--- start Text to read ---

Tropical forest growth depends on nitrogen fixing trees

Tropical forest

Young growing tropical forests produce their own fertiliser. A new study published in the journal Nature shows that the recovery of tropical forests critically depends on the presence of tree species from the legume family (the pea family) capable of turning atmospheric nitrogen into fertiliser by a process called nitrogen fixation.

Tropical trees

These tropical forests in the Panama canal zone can regrow rapidly after previous land use due to the presence of nitrogen fixing tree species

A team of researchers studied tropical forest growth by comparing forest biomass across forest patches of different ages in the Agua Salud Project area of the Smithsonian Tropical Research Institute (STRI) in Panama. They also measured how much nitrogen, an essential nutrient for plant growth, was provided by nitrogen fixing trees.  “It takes only 12 years to accumulate 50 000 kg of carbon per hectare. This is 40% of the carbon present in mature forests” says co-author Johannes Ransijn, a PhD-student at the Department of Geosciences and Natural Resource Management at the University of Copenhagen. “This rapid forest growth was only possible because of the nitrogen fixing species; they supplied over 50% of the nitrogen needed”

--- end Text to read ---

→ **Job 1**
Copy the entries word for word, from the line containing "value-label: 4 [710, 291, 715, 301]" through the line containing "category-label: Consiliatura 11", including both of those lines.

--- start Record excerpts ---

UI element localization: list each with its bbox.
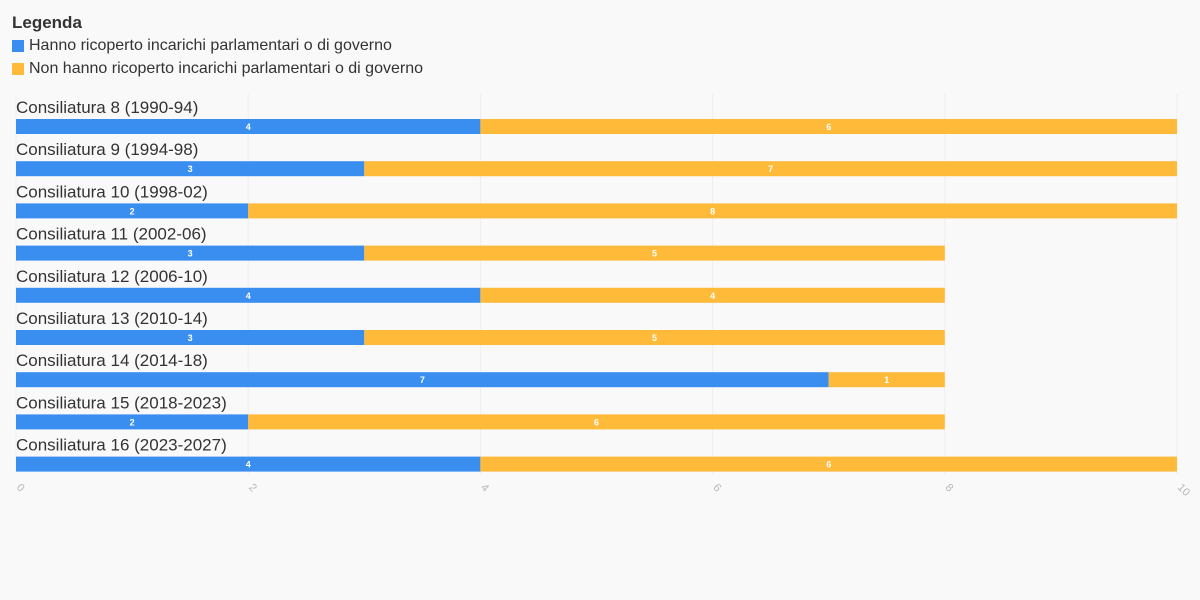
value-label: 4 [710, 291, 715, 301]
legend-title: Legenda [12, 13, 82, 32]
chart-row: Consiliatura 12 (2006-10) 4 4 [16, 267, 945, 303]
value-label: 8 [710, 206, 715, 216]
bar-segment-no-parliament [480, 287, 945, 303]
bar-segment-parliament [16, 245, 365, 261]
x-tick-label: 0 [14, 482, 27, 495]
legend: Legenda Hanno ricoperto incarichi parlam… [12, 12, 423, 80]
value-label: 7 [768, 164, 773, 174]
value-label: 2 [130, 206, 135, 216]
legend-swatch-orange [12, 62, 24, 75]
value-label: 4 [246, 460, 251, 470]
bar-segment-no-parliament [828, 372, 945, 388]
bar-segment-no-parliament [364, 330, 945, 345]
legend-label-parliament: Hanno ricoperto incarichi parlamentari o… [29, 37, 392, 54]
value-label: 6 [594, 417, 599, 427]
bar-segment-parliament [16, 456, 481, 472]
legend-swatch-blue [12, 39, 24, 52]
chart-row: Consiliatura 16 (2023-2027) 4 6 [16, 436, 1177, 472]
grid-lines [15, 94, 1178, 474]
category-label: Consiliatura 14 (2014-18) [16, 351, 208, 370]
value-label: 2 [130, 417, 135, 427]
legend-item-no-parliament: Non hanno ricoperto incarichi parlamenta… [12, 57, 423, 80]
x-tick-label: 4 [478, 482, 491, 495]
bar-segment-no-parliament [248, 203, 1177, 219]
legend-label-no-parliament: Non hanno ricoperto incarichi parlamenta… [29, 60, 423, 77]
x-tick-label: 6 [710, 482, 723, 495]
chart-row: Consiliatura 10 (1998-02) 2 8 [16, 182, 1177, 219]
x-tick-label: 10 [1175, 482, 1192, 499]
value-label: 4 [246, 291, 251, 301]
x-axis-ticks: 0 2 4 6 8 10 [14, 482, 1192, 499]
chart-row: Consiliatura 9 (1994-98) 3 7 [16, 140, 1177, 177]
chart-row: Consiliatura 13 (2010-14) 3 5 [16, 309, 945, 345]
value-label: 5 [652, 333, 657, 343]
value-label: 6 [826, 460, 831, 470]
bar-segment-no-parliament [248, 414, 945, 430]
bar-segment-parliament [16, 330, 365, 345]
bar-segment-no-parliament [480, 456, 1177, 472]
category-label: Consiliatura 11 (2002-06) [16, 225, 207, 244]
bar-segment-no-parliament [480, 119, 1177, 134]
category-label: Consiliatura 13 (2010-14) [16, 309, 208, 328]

--- end Record excerpts ---

→ **Job 2**
In the text on tropical forest growth, what share of the nitrogen needed did the nitrogen fixing species supply?

→ **Problem solution 1**
value-label: 4 [710, 291, 715, 301]
legend-title: Legenda [12, 13, 82, 32]
chart-row: Consiliatura 12 (2006-10) 4 4 [16, 267, 945, 303]
value-label: 8 [710, 206, 715, 216]
bar-segment-no-parliament [480, 287, 945, 303]
bar-segment-parliament [16, 245, 365, 261]
x-tick-label: 0 [14, 482, 27, 495]
legend: Legenda Hanno ricoperto incarichi parlam… [12, 12, 423, 80]
value-label: 7 [768, 164, 773, 174]
value-label: 2 [130, 206, 135, 216]
legend-swatch-orange [12, 62, 24, 75]
value-label: 4 [246, 460, 251, 470]
bar-segment-no-parliament [828, 372, 945, 388]
bar-segment-no-parliament [364, 330, 945, 345]
legend-label-parliament: Hanno ricoperto incarichi parlamentari o… [29, 37, 392, 54]
value-label: 6 [594, 417, 599, 427]
bar-segment-parliament [16, 456, 481, 472]
legend-swatch-blue [12, 39, 24, 52]
chart-row: Consiliatura 16 (2023-2027) 4 6 [16, 436, 1177, 472]
grid-lines [15, 94, 1178, 474]
category-label: Consiliatura 14 (2014-18) [16, 351, 208, 370]
value-label: 2 [130, 417, 135, 427]
legend-item-no-parliament: Non hanno ricoperto incarichi parlamenta… [12, 57, 423, 80]
x-tick-label: 4 [478, 482, 491, 495]
bar-segment-no-parliament [248, 203, 1177, 219]
legend-label-no-parliament: Non hanno ricoperto incarichi parlamenta… [29, 60, 423, 77]
x-tick-label: 6 [710, 482, 723, 495]
chart-row: Consiliatura 10 (1998-02) 2 8 [16, 182, 1177, 219]
x-tick-label: 10 [1175, 482, 1192, 499]
value-label: 4 [246, 291, 251, 301]
x-axis-ticks: 0 2 4 6 8 10 [14, 482, 1192, 499]
chart-row: Consiliatura 9 (1994-98) 3 7 [16, 140, 1177, 177]
chart-row: Consiliatura 13 (2010-14) 3 5 [16, 309, 945, 345]
value-label: 5 [652, 333, 657, 343]
value-label: 6 [826, 460, 831, 470]
bar-segment-no-parliament [248, 414, 945, 430]
bar-segment-parliament [16, 330, 365, 345]
bar-segment-no-parliament [480, 456, 1177, 472]
category-label: Consiliatura 11 (2002-06) [16, 225, 207, 244]

→ **Problem solution 2**
Over 50%.